§ The records:
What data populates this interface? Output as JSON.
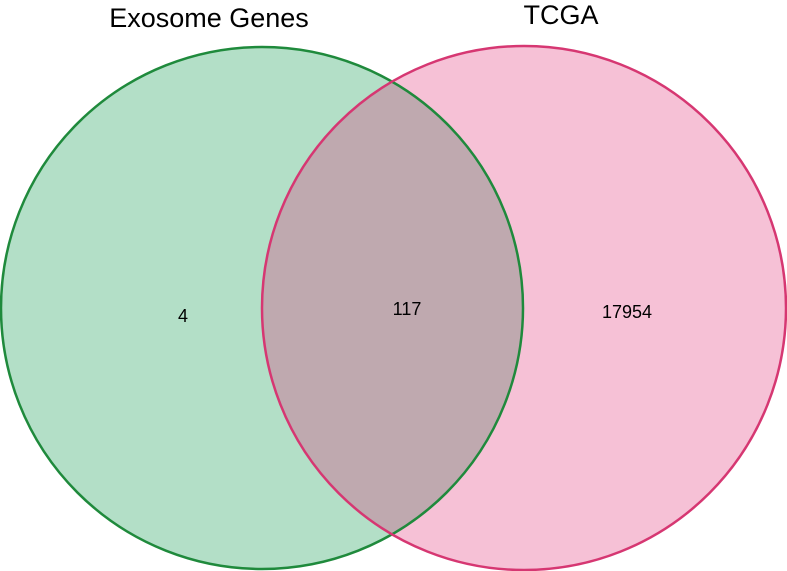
{
  "venn": {
    "sets": [
      {
        "name": "Exosome Genes",
        "fill": "#b3dfc7",
        "stroke": "#1f8a3c"
      },
      {
        "name": "TCGA",
        "fill": "#f6c1d6",
        "stroke": "#d63772"
      }
    ],
    "intersection_fill": "#bfa9af",
    "counts": {
      "only_exosome_genes": "4",
      "both": "117",
      "only_tcga": "17954"
    }
  }
}
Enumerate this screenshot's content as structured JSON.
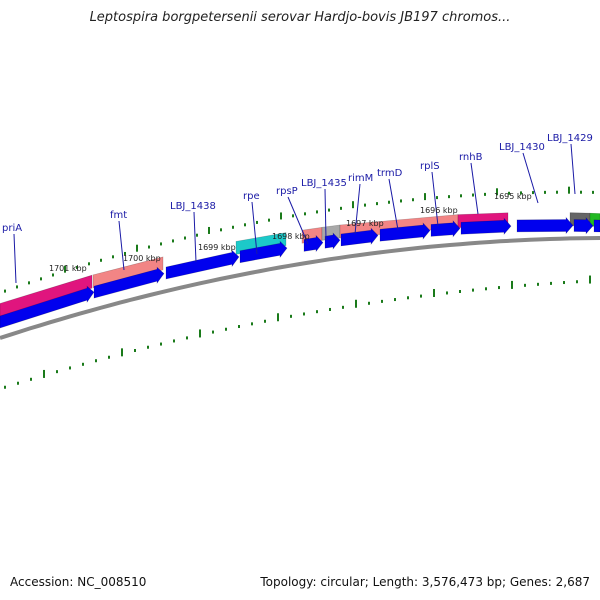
{
  "title": "Leptospira borgpetersenii serovar Hardjo-bovis JB197 chromos...",
  "footer": {
    "accession": "Accession: NC_008510",
    "topology": "Topology: circular; Length: 3,576,473 bp; Genes: 2,687"
  },
  "colors": {
    "cds": "#0000ee",
    "gene_magenta": "#e0157e",
    "gene_salmon": "#f28585",
    "gene_cyan": "#1cc9c9",
    "gene_gray": "#a8a8a8",
    "gene_dark": "#666666",
    "gene_green": "#22b922",
    "backbone": "#888888",
    "ticks": "#1a7a1a",
    "label": "#1a1aa6"
  },
  "gene_labels": [
    "priA",
    "fmt",
    "LBJ_1438",
    "rpe",
    "rpsP",
    "LBJ_1435",
    "rimM",
    "trmD",
    "rplS",
    "rnhB",
    "LBJ_1430",
    "LBJ_1429"
  ],
  "kbp_labels": [
    "1701 kbp",
    "1700 kbp",
    "1699 kbp",
    "1698 kbp",
    "1697 kbp",
    "1696 kbp",
    "1695 kbp"
  ]
}
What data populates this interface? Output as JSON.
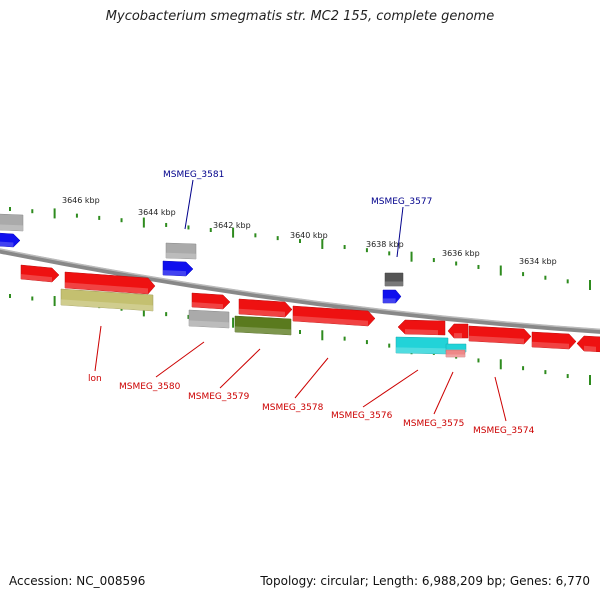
{
  "title": "Mycobacterium smegmatis str. MC2 155, complete genome",
  "footer": {
    "accession": "Accession: NC_008596",
    "summary": "Topology: circular; Length: 6,988,209 bp; Genes: 6,770"
  },
  "colors": {
    "backbone": "#888888",
    "tick": "#2e8b1e",
    "label_top": "#00008b",
    "label_bottom": "#cc0000",
    "gene_red": "#ee1111",
    "gene_blue": "#1010ee",
    "gene_gray": "#aaaaaa",
    "gene_darkgray": "#555555",
    "gene_olive": "#c4c070",
    "gene_green": "#5a7a1e",
    "gene_cyan": "#22d3d8",
    "gene_pink": "#ee8888"
  },
  "kbp_labels": [
    "3646 kbp",
    "3644 kbp",
    "3642 kbp",
    "3640 kbp",
    "3638 kbp",
    "3636 kbp",
    "3634 kbp"
  ],
  "gene_labels_top": [
    "MSMEG_3581",
    "MSMEG_3577"
  ],
  "gene_labels_bottom": [
    "lon",
    "MSMEG_3580",
    "MSMEG_3579",
    "MSMEG_3578",
    "MSMEG_3576",
    "MSMEG_3575",
    "MSMEG_3574"
  ]
}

§ What the task requires: In the copy, each entry above must match exactly, and no picture may be carried over.

§ Expected output:
What data populates this interface? Output as JSON.
{
  "venn": {
    "sets": [
      {
        "name": "Exosome Genes",
        "fill": "#b3dfc7",
        "stroke": "#1f8a3c"
      },
      {
        "name": "TCGA",
        "fill": "#f6c1d6",
        "stroke": "#d63772"
      }
    ],
    "intersection_fill": "#bfa9af",
    "counts": {
      "only_exosome_genes": "4",
      "both": "117",
      "only_tcga": "17954"
    }
  }
}
Enumerate this screenshot's content as structured JSON.
{
  "title": "Leptospira borgpetersenii serovar Hardjo-bovis JB197 chromos...",
  "footer": {
    "accession": "Accession: NC_008510",
    "topology": "Topology: circular; Length: 3,576,473 bp; Genes: 2,687"
  },
  "colors": {
    "cds": "#0000ee",
    "gene_magenta": "#e0157e",
    "gene_salmon": "#f28585",
    "gene_cyan": "#1cc9c9",
    "gene_gray": "#a8a8a8",
    "gene_dark": "#666666",
    "gene_green": "#22b922",
    "backbone": "#888888",
    "ticks": "#1a7a1a",
    "label": "#1a1aa6"
  },
  "gene_labels": [
    "priA",
    "fmt",
    "LBJ_1438",
    "rpe",
    "rpsP",
    "LBJ_1435",
    "rimM",
    "trmD",
    "rplS",
    "rnhB",
    "LBJ_1430",
    "LBJ_1429"
  ],
  "kbp_labels": [
    "1701 kbp",
    "1700 kbp",
    "1699 kbp",
    "1698 kbp",
    "1697 kbp",
    "1696 kbp",
    "1695 kbp"
  ]
}
What data populates this interface? Output as JSON.
{
  "title": "Mycobacterium smegmatis str. MC2 155, complete genome",
  "footer": {
    "accession": "Accession: NC_008596",
    "summary": "Topology: circular; Length: 6,988,209 bp; Genes: 6,770"
  },
  "colors": {
    "backbone": "#888888",
    "tick": "#2e8b1e",
    "label_top": "#00008b",
    "label_bottom": "#cc0000",
    "gene_red": "#ee1111",
    "gene_blue": "#1010ee",
    "gene_gray": "#aaaaaa",
    "gene_darkgray": "#555555",
    "gene_olive": "#c4c070",
    "gene_green": "#5a7a1e",
    "gene_cyan": "#22d3d8",
    "gene_pink": "#ee8888"
  },
  "kbp_labels": [
    "3646 kbp",
    "3644 kbp",
    "3642 kbp",
    "3640 kbp",
    "3638 kbp",
    "3636 kbp",
    "3634 kbp"
  ],
  "gene_labels_top": [
    "MSMEG_3581",
    "MSMEG_3577"
  ],
  "gene_labels_bottom": [
    "lon",
    "MSMEG_3580",
    "MSMEG_3579",
    "MSMEG_3578",
    "MSMEG_3576",
    "MSMEG_3575",
    "MSMEG_3574"
  ]
}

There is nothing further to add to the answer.